SET PROBLEM
Determine how many lines include the word "Bâties", then give that number and nothing more.

═════ STORED DATA

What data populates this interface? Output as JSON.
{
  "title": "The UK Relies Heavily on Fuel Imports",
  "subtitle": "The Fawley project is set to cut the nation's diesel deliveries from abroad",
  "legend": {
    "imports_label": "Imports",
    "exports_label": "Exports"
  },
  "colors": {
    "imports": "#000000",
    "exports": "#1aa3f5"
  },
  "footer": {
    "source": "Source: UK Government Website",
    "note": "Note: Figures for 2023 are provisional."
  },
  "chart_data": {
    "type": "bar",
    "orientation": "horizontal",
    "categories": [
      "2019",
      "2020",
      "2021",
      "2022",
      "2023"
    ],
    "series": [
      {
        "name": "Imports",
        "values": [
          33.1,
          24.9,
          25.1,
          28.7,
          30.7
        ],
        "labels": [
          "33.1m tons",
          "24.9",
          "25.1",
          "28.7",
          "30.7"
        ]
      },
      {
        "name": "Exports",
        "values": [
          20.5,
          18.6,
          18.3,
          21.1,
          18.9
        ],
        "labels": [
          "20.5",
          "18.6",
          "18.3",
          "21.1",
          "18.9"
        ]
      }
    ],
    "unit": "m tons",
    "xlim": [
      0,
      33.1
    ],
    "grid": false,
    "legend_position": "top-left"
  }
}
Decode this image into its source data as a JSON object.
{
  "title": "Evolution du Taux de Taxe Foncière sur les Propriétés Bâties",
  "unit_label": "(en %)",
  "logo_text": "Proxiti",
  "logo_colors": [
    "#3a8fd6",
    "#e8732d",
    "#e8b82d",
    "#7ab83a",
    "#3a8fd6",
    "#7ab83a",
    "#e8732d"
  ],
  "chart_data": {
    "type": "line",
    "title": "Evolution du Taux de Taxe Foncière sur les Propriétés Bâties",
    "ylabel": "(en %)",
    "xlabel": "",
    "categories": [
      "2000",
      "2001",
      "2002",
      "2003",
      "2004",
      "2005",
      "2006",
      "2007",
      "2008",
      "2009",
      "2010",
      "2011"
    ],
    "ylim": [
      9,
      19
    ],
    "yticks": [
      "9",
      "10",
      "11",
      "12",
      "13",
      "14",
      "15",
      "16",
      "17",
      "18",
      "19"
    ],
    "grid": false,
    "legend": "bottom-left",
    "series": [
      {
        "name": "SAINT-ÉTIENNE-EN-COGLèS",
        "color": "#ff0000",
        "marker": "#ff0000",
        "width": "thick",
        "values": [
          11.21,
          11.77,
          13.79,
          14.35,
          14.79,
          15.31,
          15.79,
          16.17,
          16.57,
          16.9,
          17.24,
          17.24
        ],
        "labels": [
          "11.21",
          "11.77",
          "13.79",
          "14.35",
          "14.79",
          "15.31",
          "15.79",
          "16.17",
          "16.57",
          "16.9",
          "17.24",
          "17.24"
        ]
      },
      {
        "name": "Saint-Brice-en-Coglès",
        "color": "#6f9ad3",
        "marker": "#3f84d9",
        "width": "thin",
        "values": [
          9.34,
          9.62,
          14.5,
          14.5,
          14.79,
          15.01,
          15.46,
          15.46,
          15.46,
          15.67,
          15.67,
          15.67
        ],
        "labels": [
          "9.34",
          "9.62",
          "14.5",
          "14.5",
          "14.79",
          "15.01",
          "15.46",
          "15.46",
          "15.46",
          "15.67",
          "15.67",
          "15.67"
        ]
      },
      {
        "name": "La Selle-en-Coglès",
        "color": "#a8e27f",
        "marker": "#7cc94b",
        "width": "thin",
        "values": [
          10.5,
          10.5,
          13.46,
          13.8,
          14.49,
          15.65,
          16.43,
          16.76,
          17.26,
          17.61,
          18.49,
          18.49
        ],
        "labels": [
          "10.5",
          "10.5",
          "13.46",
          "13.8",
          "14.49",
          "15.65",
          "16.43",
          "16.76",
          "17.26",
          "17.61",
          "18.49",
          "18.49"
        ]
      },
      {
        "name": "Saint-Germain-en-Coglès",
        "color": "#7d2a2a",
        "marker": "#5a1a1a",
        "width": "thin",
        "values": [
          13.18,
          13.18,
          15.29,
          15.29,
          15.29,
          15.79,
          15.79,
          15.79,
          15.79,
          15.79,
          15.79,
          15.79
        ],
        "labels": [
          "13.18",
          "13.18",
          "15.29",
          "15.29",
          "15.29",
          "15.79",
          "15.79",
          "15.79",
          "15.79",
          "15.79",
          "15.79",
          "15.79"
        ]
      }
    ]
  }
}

══════════

RESPONSE TO THE EXERCISE
2